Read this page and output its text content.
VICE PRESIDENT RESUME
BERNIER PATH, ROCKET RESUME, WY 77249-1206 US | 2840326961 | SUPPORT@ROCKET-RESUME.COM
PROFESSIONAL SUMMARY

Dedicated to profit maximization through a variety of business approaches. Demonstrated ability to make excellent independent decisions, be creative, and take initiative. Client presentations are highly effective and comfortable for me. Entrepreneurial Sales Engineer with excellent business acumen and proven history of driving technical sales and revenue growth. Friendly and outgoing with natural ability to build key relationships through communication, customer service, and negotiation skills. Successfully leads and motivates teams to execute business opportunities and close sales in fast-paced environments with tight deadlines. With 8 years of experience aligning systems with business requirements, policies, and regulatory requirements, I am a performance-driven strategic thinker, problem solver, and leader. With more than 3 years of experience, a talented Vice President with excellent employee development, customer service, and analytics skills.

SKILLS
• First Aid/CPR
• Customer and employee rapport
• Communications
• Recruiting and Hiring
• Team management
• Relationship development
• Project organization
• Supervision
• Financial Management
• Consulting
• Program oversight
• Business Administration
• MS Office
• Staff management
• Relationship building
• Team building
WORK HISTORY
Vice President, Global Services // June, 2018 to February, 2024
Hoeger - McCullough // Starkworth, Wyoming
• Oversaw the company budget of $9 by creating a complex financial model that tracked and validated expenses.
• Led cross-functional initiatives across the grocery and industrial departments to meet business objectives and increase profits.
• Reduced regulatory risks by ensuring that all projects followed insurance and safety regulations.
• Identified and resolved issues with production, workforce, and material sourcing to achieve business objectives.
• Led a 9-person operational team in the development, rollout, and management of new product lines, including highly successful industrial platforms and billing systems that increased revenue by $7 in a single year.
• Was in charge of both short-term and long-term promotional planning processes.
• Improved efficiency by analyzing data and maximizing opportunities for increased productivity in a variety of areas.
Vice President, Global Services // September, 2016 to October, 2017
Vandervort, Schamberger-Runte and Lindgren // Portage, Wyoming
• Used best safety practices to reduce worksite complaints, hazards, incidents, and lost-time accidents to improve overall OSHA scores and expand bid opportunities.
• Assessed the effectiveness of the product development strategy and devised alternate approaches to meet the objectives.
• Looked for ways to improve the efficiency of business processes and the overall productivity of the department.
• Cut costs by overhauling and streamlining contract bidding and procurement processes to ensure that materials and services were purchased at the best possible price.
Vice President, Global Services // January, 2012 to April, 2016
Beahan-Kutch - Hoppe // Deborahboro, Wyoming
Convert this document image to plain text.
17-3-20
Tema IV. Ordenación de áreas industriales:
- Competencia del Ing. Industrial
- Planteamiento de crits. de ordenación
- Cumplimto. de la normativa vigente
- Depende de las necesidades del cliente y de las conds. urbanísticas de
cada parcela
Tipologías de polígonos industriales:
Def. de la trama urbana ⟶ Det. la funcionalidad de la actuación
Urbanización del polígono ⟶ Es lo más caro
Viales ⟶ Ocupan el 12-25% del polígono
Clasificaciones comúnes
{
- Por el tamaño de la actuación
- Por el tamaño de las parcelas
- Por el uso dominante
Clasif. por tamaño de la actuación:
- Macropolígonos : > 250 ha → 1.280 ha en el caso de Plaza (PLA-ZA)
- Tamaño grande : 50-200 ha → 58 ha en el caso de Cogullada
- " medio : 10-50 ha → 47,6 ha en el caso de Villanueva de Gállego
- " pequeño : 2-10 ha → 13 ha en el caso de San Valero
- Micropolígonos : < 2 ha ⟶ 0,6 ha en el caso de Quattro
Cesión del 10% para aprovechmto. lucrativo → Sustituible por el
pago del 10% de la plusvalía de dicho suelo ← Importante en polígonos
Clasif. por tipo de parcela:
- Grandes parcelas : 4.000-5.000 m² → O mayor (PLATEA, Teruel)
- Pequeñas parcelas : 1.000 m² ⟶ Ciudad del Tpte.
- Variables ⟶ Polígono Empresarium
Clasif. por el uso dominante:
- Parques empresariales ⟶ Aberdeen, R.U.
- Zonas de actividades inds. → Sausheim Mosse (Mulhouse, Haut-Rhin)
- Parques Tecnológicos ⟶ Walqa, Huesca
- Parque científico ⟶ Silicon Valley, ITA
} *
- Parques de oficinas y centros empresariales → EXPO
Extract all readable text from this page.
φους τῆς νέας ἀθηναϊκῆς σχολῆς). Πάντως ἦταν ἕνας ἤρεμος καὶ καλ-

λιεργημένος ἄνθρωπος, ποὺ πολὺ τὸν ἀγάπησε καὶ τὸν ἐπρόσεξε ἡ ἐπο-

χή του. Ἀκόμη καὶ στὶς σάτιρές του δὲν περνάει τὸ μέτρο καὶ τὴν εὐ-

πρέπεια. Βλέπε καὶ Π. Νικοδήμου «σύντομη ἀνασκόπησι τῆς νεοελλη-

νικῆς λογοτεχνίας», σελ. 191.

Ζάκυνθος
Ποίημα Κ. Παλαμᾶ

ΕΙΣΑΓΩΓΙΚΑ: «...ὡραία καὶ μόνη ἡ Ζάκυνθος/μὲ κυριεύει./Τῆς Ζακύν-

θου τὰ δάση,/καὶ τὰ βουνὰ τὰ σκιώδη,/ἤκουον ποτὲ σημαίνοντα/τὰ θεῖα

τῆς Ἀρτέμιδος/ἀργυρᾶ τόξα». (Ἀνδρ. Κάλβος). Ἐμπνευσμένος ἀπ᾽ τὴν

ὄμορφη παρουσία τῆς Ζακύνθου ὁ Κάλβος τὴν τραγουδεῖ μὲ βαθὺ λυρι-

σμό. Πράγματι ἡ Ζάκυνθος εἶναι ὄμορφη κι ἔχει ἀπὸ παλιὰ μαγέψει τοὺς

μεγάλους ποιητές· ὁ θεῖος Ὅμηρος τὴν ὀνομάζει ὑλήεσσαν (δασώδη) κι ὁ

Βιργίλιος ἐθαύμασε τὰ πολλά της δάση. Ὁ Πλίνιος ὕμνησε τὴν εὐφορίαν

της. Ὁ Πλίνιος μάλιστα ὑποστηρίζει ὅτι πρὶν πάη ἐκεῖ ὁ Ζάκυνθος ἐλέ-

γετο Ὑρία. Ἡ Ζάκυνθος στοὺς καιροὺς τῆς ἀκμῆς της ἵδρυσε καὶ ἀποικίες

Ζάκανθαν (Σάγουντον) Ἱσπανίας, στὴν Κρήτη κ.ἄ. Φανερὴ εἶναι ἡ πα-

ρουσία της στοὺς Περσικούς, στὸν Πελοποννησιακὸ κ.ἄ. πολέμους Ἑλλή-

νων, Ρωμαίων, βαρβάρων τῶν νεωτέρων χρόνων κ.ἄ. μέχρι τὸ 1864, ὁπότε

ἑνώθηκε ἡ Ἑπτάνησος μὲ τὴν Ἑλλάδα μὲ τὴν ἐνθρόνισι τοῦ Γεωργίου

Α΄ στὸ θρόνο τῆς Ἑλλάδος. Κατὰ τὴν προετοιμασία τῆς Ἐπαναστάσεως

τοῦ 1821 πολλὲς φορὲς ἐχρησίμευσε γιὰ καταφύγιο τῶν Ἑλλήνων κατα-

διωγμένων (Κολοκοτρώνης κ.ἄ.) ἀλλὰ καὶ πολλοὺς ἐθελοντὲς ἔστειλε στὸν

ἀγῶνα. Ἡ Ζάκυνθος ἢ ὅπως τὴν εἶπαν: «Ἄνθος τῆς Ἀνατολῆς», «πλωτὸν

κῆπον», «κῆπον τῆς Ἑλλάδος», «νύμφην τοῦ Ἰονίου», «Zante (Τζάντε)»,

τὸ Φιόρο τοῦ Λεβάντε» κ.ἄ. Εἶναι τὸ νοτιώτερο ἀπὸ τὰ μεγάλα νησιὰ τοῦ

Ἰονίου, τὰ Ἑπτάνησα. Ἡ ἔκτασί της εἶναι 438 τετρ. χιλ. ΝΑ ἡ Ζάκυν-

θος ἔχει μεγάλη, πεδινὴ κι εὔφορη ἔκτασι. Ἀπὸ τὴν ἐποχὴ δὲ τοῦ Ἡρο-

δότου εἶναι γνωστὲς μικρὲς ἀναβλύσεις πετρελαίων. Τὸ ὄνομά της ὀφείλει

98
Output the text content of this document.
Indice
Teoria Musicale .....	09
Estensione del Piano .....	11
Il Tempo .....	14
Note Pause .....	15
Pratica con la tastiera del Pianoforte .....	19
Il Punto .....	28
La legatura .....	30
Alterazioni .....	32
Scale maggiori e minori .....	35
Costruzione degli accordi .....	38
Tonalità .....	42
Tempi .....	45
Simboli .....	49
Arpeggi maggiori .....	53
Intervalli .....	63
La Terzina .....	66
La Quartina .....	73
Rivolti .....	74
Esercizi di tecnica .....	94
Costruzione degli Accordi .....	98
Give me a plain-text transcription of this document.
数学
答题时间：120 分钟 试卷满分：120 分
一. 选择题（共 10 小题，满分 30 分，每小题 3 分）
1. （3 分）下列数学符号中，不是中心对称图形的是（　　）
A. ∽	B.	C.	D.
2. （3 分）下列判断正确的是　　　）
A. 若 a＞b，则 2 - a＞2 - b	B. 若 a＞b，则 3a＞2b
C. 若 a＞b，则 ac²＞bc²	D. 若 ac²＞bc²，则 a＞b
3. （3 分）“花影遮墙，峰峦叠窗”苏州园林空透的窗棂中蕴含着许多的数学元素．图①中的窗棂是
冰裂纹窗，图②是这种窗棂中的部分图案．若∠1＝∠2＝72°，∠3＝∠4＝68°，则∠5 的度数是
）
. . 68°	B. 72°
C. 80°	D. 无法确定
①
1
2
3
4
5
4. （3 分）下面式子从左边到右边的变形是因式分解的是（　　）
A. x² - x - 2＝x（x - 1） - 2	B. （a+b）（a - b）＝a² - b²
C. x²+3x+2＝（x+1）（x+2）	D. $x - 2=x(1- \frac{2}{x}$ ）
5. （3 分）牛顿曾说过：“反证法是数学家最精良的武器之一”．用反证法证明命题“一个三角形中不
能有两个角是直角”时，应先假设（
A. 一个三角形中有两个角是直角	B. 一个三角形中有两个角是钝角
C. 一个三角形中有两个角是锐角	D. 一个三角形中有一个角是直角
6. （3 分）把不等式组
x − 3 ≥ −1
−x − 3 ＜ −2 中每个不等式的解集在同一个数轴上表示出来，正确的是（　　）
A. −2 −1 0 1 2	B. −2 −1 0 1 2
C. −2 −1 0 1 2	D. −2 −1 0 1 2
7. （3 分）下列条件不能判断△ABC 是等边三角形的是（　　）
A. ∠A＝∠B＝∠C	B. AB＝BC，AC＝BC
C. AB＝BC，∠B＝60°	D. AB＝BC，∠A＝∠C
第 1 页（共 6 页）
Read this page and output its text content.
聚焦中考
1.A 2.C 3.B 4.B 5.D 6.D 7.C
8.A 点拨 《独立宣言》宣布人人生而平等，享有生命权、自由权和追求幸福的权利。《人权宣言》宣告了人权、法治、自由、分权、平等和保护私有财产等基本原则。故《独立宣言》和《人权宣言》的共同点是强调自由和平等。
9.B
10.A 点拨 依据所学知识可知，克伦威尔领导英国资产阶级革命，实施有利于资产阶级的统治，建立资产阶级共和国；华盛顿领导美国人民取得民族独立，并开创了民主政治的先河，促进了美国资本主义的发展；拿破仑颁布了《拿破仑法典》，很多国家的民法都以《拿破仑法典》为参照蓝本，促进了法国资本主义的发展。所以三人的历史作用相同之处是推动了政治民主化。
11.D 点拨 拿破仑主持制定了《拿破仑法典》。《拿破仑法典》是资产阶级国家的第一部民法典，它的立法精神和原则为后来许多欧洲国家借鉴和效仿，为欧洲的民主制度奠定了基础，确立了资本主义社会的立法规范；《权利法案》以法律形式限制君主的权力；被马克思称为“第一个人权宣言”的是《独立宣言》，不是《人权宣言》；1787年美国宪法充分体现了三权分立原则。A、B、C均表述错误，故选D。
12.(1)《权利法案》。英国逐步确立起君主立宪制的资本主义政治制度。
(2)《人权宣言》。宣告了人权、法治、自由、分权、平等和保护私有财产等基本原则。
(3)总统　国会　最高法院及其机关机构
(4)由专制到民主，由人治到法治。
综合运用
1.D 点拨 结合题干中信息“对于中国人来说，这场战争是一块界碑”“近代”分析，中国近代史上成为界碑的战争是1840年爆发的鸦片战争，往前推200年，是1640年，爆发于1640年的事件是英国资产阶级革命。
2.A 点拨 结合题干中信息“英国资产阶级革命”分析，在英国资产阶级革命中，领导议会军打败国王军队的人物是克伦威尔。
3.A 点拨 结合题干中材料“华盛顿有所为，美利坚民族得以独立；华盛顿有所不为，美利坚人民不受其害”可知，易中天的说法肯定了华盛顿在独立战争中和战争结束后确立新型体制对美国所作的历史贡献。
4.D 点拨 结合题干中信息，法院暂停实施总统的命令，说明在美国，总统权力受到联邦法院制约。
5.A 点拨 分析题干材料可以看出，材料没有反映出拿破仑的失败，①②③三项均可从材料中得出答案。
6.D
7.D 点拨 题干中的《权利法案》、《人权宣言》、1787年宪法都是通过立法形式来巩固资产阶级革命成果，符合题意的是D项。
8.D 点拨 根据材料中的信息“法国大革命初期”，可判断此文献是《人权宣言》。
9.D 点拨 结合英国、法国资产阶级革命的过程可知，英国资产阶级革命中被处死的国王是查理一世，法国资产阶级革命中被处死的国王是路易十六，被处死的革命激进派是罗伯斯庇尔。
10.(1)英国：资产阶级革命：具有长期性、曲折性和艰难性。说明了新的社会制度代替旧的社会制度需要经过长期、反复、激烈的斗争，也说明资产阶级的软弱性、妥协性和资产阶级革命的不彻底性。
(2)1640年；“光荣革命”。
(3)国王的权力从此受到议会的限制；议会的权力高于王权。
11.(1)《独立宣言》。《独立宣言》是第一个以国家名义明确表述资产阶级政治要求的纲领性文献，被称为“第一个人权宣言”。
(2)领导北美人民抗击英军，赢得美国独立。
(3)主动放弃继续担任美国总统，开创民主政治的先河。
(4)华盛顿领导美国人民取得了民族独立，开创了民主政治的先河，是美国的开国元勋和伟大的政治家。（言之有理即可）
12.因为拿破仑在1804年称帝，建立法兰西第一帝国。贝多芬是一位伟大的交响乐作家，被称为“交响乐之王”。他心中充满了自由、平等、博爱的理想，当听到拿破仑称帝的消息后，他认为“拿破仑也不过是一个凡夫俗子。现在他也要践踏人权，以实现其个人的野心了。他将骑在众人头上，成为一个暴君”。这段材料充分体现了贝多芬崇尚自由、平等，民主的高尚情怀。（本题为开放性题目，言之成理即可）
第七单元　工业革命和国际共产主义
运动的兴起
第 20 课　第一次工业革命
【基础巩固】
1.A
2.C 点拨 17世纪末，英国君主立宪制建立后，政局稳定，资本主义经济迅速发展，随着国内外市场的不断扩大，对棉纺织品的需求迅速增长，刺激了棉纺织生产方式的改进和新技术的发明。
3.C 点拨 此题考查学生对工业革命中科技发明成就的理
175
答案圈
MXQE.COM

........

### AIM
Point out every line holding the string "that" and copy it.

### RESULT OF THE EXERCISE
• Oversaw the company budget of $9 by creating a complex financial model that tracked and validated expenses.
• Reduced regulatory risks by ensuring that all projects followed insurance and safety regulations.
• Led a 9-person operational team in the development, rollout, and management of new product lines, including highly successful industrial platforms and billing systems that increased revenue by $7 in a single year.
• Cut costs by overhauling and streamlining contract bidding and procurement processes to ensure that materials and services were purchased at the best possible price.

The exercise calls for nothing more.